START MATERIALS PROVIDED
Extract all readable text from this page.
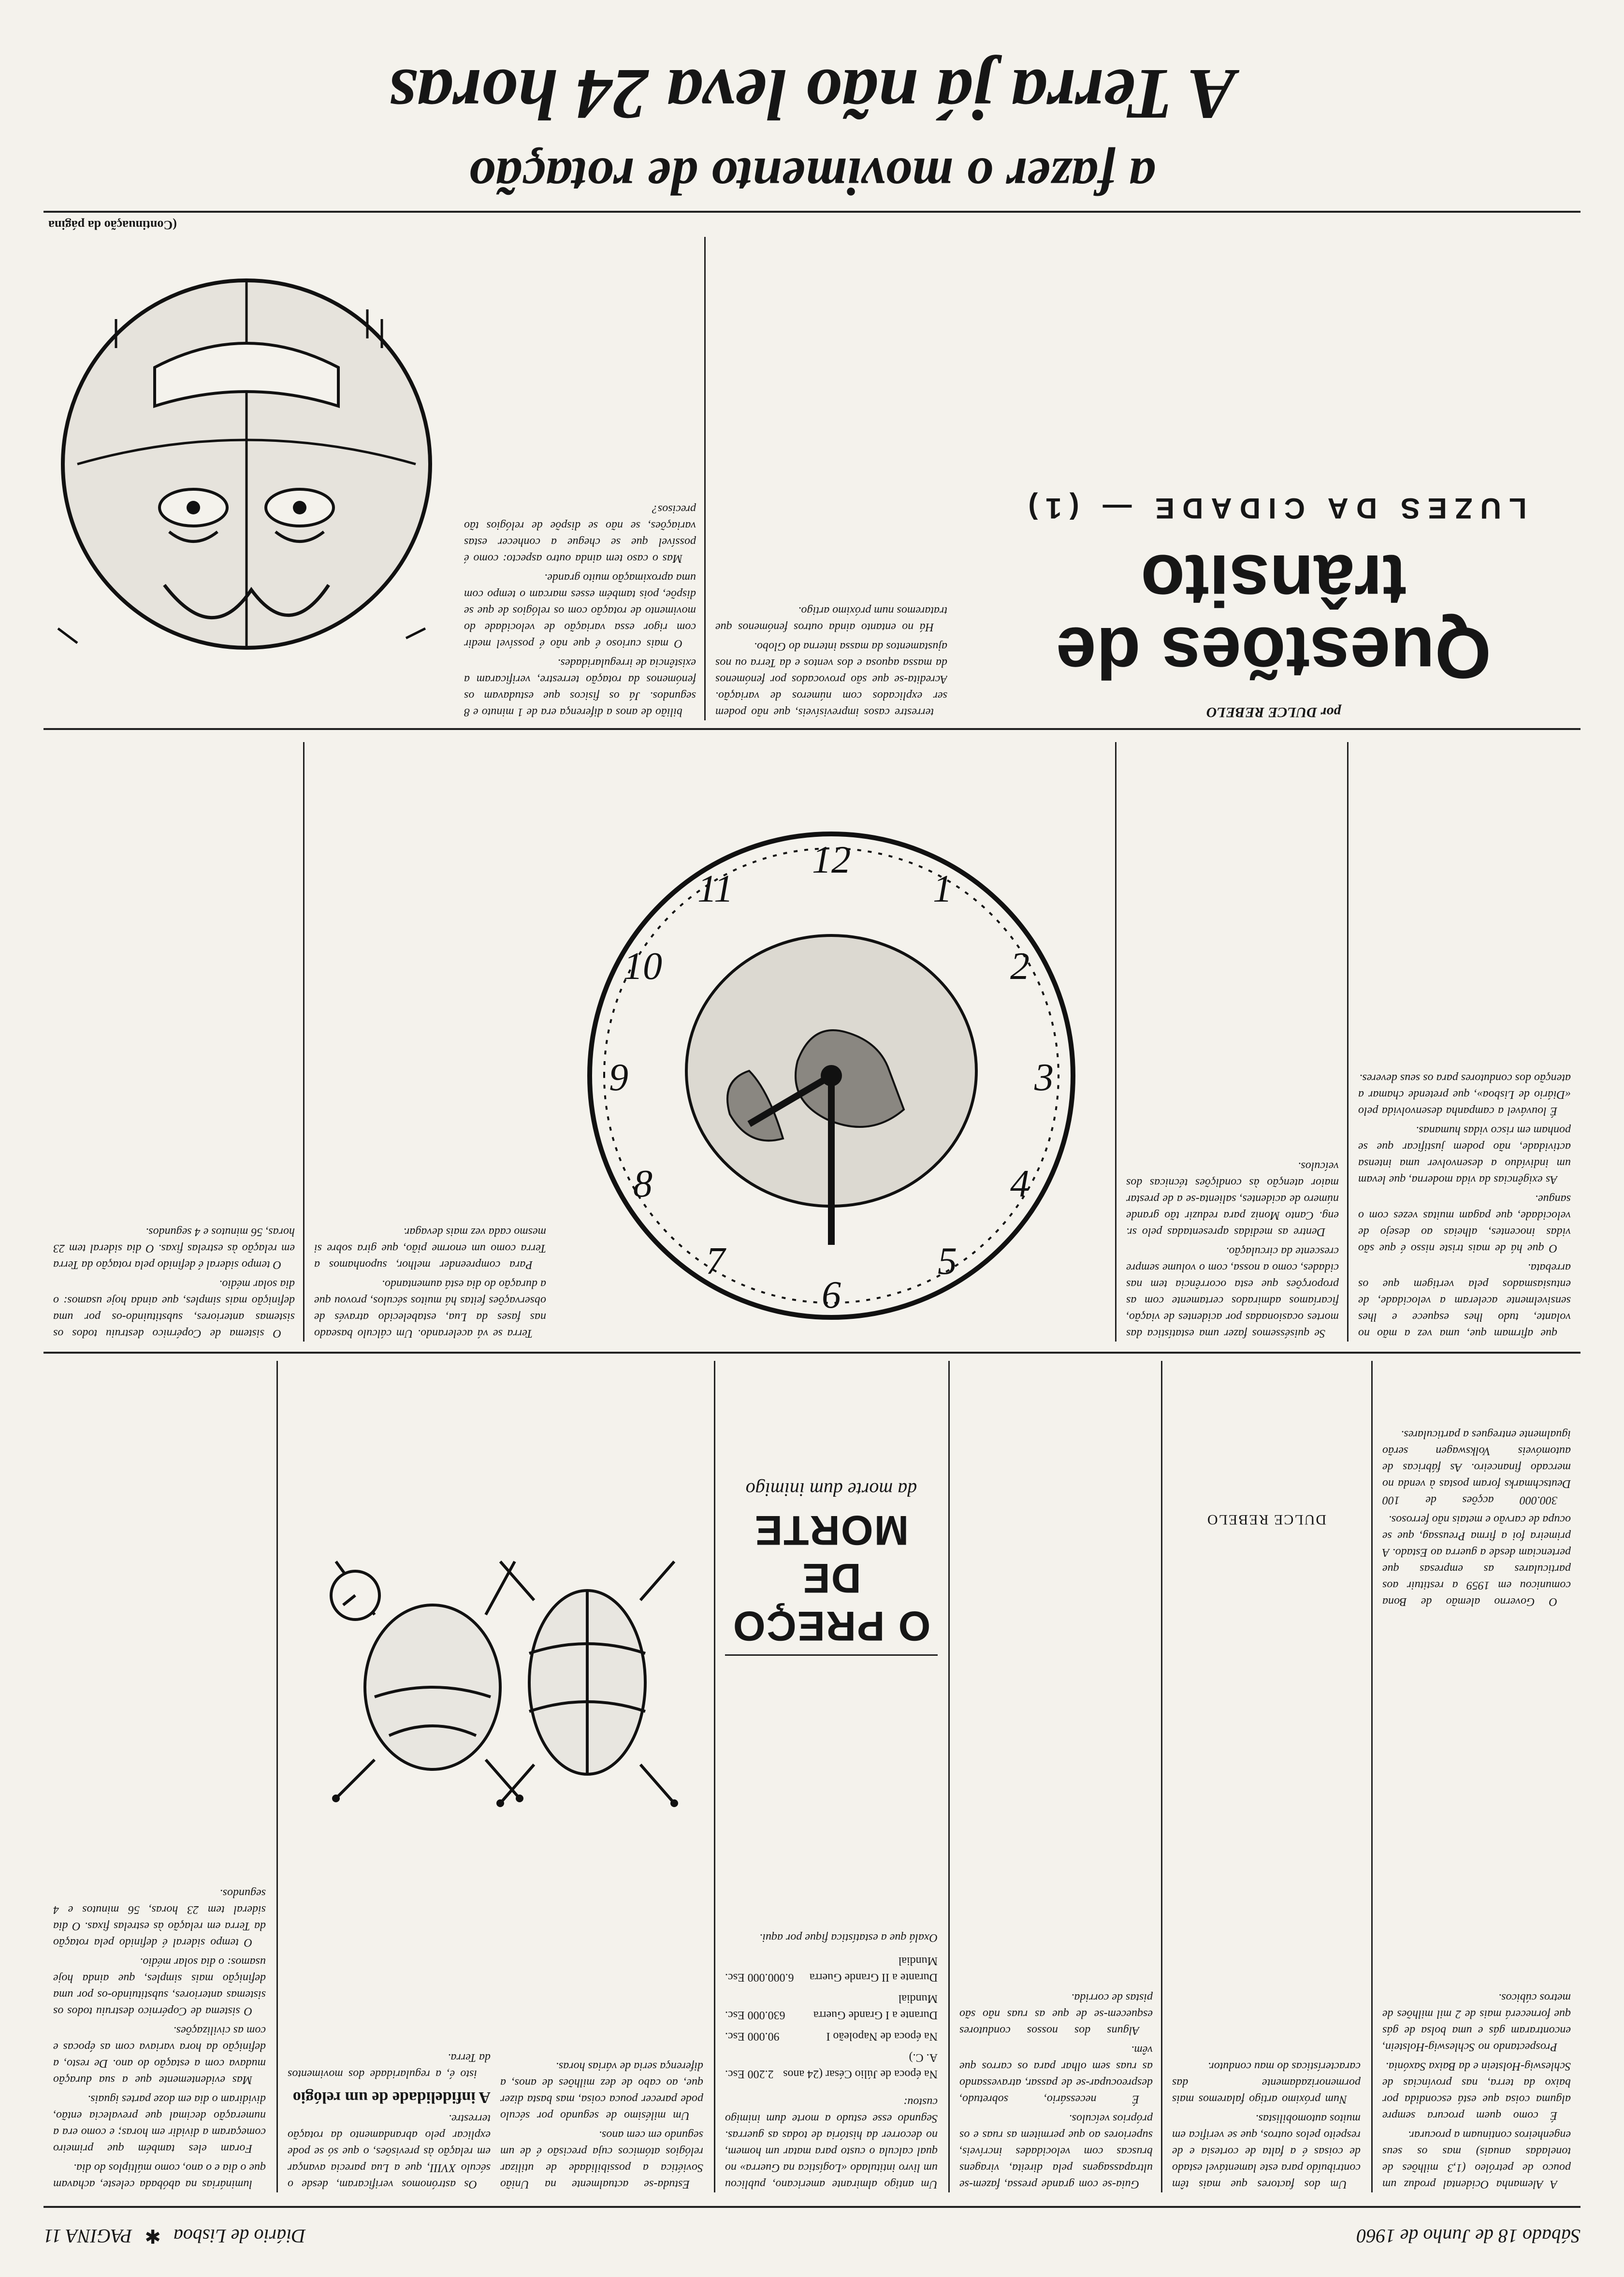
Sábado 18 de Junho de 1960
Diário de Lisboa
✱
PAGINA 11

A Alemanha Ocidental produz um pouco de petróleo (1,3 milhões de toneladas anuais) mas os seus engenheiros continuam a procurar.

É como quem procura sempre alguma coisa que está escondida por baixo da terra, nas províncias de Schleswig-Holstein e da Baixa Saxónia.

Prospectando no Schleswig-Holstein, encontraram gás e uma bolsa de gás que fornecerá mais de 2 mil milhões de metros cúbicos.

O Governo alemão de Bona comunicou em 1959 a restituir aos particulares as empresas que pertenciam desde a guerra ao Estado. A primeira foi a firma Preussag, que se ocupa de carvão e metais não ferrosos.

300.000 acções de 100 Deutschmarks foram postas à venda no mercado financeiro. As fábricas de automóveis Volkswagen serão igualmente entregues a particulares.

Um dos factores que mais têm contribuído para este lamentável estado de coisas é a falta de cortesia e de respeito pelos outros, que se verifica em muitos automobilistas.

Num próximo artigo falaremos mais pormenorizadamente das características do mau condutor.

DULCE REBELO

Guia-se com grande pressa, fazem-se ultrapassagens pela direita, viragens bruscas com velocidades incríveis, superiores ao que permitem as ruas e os próprios veículos.

É necessário, sobretudo, despreocupar-se de passar, atravessando as ruas sem olhar para os carros que vêm.

Alguns dos nossos condutores esquecem-se de que as ruas não são pistas de corrida.

Um antigo almirante americano, publicou um livro intitulado «Logística na Guerra» no qual calcula o custo para matar um homem, no decorrer da história de todas as guerras. Segundo esse estudo a morte dum inimigo custou:
Na época de Júlio César (24 anos A. C.)
2.200 Esc.
Na época de Napoleão I
90.000 Esc.
Durante a I Grande Guerra Mundial
630.000 Esc.
Durante a II Grande Guerra Mundial
6.000.000 Esc.
Oxalá que a estatística fique por aqui.
O PREÇO DE MORTE
da morte dum inimigo

Estuda-se actualmente na União Soviética a possibilidade de utilizar relógios atómicos cuja precisão é de um segundo em cem anos.

Um milésimo de segundo por século pode parecer pouca coisa, mas basta dizer que, ao cabo de dez milhões de anos, a diferença seria de várias horas.

Os astrónomos verificaram, desde o século XVIII, que a Lua parecia avançar em relação às previsões, o que só se pode explicar pelo abrandamento da rotação terrestre.

A infidelidade de um relógio

isto é, a regularidade dos movimentos da Terra.

luminárias na abóbada celeste, achavam que o dia e o ano, como múltiplos do dia.

Foram eles também que primeiro começaram a dividir em horas; e como era a numeração decimal que prevalecia então, dividiram o dia em doze partes iguais.

Mas evidentemente que a sua duração mudava com a estação do ano. De resto, a definição da hora variava com as épocas e com as civilizações.

O sistema de Copérnico destruiu todos os sistemas anteriores, substituindo-os por uma definição mais simples, que ainda hoje usamos: o dia solar médio.

O tempo sideral é definido pela rotação da Terra em relação às estrelas fixas. O dia sideral tem 23 horas, 56 minutos e 4 segundos.

que afirmam que, uma vez a mão no volante, tudo lhes esquece e lhes sensivelmente aceleram a velocidade, de entusiasmados pela vertigem que os arrebata.

O que há de mais triste nisso é que são vidas inocentes, alheias ao desejo de velocidade, que pagam muitas vezes com o sangue.

As exigências da vida moderna, que levam um indivíduo a desenvolver uma intensa actividade, não podem justificar que se ponham em risco vidas humanas.

É louvável a campanha desenvolvida pelo «Diário de Lisboa», que pretende chamar a atenção dos condutores para os seus deveres.

Se quiséssemos fazer uma estatística das mortes ocasionadas por acidentes de viação, ficaríamos admirados certamente com as proporções que esta ocorrência tem nas cidades, como a nossa, com o volume sempre crescente da circulação.

Dentre as medidas apresentadas pelo sr. eng. Canto Moniz para reduzir tão grande número de acidentes, salienta-se a de prestar maior atenção às condições técnicas dos veículos.

12
1
2
3
4
5
6
7
8
9
10
11

Terra se vá acelerando. Um cálculo baseado nas fases da Lua, estabelecido através de observações feitas há muitos séculos, provou que a duração do dia está aumentando.

Para compreender melhor, suponhamos a Terra como um enorme pião, que gira sobre si mesmo cada vez mais devagar.

O sistema de Copérnico destruiu todos os sistemas anteriores, substituindo-os por uma definição mais simples, que ainda hoje usamos: o dia solar médio.

O tempo sideral é definido pela rotação da Terra em relação às estrelas fixas. O dia sideral tem 23 horas, 56 minutos e 4 segundos.

por DULCE REBELO
Questões de trânsito
LUZES DA CIDADE — (1)

terrestre casos imprevisíveis, que não podem ser explicados com números de variação. Acredita-se que são provocados por fenómenos da massa aquosa e dos ventos e da Terra ou nos ajustamentos da massa interna do Globo.

Há no entanto ainda outros fenómenos que trataremos num próximo artigo.

bilião de anos a diferença era de 1 minuto e 8 segundos. Já os fisicos que estudavam os fenómenos da rotação terrestre, verificaram a existência de irregularidades.

O mais curioso é que não é possível medir com rigor essa variação de velocidade do movimento de rotação com os relógios de que se dispõe, pois também esses marcam o tempo com uma aproximação muito grande.

Mas o caso tem ainda outro aspecto: como é possível que se chegue a conhecer estas variações, se não se dispõe de relógios tão precisos?

(Continuação da página
a fazer o movimento de rotação
A Terra já não leva 24 horas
END MATERIALS PROVIDED
=== SET EXERCISE ===
Look for "Diário" and pull out every line that has it.

=== RESPONSE ===
Diário de Lisboa
É louvável a campanha desenvolvida pelo «Diário de Lisboa», que pretende chamar a atenção dos condutores para os seus deveres.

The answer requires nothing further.